Prompt:
Search the records for the string "pathtomdocs", and show each line where it appears.

Dataset excerpts:
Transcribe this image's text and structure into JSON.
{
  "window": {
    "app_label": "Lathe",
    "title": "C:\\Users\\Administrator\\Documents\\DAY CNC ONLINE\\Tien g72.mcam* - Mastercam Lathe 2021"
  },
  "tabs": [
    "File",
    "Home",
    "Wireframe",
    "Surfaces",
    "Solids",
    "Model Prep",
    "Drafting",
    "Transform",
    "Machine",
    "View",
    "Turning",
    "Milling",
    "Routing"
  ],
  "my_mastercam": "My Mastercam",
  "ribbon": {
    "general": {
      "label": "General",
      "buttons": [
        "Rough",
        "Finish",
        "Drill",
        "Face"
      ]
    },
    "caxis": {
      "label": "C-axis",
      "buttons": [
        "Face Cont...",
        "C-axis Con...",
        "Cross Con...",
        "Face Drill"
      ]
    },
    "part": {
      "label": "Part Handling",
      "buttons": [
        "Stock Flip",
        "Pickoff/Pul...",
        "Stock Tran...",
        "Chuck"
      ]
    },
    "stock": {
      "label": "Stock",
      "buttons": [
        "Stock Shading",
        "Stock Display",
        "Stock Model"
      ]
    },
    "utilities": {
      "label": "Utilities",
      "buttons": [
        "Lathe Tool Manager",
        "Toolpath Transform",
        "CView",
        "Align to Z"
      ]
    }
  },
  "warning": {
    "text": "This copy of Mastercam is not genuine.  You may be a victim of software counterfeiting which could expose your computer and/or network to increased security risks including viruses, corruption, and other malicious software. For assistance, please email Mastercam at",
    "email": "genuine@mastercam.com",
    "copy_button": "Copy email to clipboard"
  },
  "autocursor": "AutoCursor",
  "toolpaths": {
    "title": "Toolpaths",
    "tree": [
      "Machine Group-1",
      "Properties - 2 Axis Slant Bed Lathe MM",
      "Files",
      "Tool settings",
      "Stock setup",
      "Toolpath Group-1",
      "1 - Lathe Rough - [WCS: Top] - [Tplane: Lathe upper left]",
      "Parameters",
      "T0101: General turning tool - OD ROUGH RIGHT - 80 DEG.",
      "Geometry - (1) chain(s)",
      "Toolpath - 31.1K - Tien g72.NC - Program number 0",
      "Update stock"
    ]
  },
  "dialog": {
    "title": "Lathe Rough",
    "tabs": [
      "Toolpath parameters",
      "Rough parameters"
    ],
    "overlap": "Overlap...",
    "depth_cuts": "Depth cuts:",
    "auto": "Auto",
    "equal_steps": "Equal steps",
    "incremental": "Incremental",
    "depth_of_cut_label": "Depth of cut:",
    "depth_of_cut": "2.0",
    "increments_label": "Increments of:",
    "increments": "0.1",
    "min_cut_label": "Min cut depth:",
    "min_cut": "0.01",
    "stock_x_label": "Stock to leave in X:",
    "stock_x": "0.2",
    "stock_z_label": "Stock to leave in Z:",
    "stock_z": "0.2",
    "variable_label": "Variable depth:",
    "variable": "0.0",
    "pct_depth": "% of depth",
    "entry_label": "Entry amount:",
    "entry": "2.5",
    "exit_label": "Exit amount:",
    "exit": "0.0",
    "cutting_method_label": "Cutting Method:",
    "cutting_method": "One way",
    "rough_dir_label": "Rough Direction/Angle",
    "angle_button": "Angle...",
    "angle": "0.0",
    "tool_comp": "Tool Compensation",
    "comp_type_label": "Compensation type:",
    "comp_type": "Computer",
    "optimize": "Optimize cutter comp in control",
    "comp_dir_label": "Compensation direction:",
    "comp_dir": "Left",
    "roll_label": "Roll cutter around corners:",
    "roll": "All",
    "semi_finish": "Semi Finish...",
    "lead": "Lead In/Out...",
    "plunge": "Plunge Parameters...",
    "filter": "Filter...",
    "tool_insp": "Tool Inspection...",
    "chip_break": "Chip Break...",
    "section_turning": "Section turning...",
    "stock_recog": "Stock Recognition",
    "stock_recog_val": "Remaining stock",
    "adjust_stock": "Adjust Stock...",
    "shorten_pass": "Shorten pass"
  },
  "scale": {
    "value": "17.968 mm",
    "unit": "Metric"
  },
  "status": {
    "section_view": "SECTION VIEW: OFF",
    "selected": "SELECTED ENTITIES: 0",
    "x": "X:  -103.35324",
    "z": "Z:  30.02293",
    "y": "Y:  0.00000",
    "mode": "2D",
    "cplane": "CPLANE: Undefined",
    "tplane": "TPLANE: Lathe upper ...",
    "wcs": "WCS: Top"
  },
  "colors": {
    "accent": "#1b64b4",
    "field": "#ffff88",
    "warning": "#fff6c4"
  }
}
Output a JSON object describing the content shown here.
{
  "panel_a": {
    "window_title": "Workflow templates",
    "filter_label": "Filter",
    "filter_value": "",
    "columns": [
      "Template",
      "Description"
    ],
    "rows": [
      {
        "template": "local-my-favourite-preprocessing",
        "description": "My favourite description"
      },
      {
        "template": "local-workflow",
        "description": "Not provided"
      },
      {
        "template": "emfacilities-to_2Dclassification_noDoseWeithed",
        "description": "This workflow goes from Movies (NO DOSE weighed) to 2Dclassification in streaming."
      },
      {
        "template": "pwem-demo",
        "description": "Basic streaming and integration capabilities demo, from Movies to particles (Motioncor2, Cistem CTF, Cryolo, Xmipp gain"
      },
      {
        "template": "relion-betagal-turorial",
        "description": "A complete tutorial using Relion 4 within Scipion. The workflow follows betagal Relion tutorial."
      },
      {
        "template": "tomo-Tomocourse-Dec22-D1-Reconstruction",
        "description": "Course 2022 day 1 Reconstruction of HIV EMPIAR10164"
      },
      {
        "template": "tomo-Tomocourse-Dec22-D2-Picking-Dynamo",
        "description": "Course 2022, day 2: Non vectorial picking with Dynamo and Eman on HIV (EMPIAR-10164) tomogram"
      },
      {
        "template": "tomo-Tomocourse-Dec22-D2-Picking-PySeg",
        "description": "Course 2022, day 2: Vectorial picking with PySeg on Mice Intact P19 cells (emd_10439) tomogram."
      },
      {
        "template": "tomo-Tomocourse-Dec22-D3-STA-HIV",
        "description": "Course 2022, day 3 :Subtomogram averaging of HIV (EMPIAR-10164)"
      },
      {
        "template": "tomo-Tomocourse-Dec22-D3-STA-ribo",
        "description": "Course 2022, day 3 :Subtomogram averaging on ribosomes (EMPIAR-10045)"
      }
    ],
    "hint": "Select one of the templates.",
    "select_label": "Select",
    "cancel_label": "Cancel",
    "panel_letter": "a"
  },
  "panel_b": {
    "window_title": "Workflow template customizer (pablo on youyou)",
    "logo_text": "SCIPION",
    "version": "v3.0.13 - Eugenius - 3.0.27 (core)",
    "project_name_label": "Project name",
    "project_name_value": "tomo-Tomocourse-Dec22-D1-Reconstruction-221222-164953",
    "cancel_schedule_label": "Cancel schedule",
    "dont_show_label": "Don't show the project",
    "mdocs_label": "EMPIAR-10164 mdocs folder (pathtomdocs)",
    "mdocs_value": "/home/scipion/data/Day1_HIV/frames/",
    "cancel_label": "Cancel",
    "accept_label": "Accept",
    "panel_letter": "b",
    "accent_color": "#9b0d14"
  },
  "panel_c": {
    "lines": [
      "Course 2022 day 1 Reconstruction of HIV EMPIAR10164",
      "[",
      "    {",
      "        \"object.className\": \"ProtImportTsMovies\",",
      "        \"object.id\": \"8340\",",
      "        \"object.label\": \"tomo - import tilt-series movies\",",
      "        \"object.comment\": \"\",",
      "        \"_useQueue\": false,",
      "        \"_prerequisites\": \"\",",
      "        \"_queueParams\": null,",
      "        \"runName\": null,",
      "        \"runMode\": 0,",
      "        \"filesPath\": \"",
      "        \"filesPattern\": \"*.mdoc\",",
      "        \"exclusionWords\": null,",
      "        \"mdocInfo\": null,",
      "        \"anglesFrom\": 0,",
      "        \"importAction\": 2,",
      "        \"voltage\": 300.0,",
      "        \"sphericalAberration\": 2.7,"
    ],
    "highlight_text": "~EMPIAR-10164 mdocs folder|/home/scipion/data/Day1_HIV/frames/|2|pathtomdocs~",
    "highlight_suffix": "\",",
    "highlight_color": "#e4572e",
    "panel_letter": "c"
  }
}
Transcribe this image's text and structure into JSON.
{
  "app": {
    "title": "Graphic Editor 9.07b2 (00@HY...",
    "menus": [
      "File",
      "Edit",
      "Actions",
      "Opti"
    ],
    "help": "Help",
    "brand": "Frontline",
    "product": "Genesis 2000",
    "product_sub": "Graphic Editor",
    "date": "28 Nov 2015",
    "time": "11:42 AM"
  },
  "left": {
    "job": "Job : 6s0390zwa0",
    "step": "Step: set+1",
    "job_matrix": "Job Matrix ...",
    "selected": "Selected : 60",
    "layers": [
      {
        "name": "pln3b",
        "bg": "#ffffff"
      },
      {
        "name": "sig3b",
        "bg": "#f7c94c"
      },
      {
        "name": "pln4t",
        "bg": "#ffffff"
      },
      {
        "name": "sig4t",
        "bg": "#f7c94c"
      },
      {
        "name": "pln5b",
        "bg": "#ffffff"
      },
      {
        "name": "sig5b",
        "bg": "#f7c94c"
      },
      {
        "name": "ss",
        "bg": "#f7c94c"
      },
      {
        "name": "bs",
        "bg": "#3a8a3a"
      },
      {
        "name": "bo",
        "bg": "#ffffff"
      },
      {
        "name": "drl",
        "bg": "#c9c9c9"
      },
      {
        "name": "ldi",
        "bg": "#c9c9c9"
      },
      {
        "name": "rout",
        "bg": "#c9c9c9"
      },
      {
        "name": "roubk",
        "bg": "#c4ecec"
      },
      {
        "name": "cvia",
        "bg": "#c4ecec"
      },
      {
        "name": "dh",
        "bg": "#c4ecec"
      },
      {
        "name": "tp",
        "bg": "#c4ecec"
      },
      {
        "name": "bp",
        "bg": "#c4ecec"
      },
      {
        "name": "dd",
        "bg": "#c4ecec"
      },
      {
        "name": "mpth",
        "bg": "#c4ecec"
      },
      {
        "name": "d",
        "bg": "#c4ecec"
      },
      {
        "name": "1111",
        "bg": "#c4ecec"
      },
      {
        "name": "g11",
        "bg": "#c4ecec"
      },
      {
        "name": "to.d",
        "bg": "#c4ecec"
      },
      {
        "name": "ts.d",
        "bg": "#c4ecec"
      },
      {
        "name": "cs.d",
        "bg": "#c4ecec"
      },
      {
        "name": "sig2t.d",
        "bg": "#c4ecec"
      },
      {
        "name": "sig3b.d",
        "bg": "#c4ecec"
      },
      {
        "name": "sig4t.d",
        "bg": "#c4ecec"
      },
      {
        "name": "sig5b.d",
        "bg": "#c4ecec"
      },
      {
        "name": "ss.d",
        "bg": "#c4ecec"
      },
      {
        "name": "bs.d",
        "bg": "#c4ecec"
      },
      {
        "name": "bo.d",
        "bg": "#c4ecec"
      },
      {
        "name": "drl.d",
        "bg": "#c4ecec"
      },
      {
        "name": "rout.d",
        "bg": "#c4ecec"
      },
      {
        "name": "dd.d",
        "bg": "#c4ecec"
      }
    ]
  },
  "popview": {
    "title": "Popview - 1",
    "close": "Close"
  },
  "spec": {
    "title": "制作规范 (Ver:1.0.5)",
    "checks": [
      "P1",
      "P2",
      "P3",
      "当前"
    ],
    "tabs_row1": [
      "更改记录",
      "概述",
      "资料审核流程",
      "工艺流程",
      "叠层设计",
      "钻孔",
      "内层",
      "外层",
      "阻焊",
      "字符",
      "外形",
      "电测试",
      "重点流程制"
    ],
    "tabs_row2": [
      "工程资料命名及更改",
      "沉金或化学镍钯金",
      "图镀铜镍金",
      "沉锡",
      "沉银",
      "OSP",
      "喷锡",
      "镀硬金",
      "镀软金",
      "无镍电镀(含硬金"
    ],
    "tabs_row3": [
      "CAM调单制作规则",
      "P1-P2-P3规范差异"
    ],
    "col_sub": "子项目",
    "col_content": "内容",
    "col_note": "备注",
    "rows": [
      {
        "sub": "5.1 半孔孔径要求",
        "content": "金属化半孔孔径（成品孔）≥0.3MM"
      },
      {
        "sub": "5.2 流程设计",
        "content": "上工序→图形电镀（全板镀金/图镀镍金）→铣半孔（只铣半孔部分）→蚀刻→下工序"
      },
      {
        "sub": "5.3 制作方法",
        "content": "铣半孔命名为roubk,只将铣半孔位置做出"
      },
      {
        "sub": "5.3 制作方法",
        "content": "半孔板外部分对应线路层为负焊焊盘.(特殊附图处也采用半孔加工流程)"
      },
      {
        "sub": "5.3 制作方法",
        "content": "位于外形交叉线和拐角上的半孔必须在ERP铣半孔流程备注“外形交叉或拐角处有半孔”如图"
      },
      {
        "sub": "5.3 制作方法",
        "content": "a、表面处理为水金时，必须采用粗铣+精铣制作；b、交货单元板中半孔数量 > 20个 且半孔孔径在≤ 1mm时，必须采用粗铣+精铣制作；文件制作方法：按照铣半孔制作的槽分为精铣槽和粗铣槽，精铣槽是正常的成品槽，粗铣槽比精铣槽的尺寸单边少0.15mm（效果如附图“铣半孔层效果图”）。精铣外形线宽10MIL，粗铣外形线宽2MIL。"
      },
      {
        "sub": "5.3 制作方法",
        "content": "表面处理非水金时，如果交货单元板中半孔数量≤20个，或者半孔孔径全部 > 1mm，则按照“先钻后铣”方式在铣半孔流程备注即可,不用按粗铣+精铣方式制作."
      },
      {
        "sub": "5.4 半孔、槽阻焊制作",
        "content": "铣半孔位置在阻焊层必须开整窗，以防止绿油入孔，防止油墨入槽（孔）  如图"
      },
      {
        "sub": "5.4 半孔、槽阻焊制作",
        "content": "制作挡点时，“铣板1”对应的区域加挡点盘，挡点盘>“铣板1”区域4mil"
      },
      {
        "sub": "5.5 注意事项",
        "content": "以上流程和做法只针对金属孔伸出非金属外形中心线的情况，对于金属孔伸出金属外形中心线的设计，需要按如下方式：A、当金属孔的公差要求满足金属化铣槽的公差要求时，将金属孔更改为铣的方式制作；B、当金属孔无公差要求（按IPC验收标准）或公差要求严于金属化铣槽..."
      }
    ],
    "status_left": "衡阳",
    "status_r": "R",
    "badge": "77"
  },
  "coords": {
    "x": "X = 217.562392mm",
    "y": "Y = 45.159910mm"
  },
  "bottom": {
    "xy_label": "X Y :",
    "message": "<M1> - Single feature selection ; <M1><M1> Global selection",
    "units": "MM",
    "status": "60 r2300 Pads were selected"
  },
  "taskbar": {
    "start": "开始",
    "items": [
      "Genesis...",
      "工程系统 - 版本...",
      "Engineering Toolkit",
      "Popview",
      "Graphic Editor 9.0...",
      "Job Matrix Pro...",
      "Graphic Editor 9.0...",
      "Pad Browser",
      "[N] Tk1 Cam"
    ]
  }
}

Solution to the problem:
    "mdocs_label": "EMPIAR-10164 mdocs folder (pathtomdocs)",
    "highlight_text": "~EMPIAR-10164 mdocs folder|/home/scipion/data/Day1_HIV/frames/|2|pathtomdocs~",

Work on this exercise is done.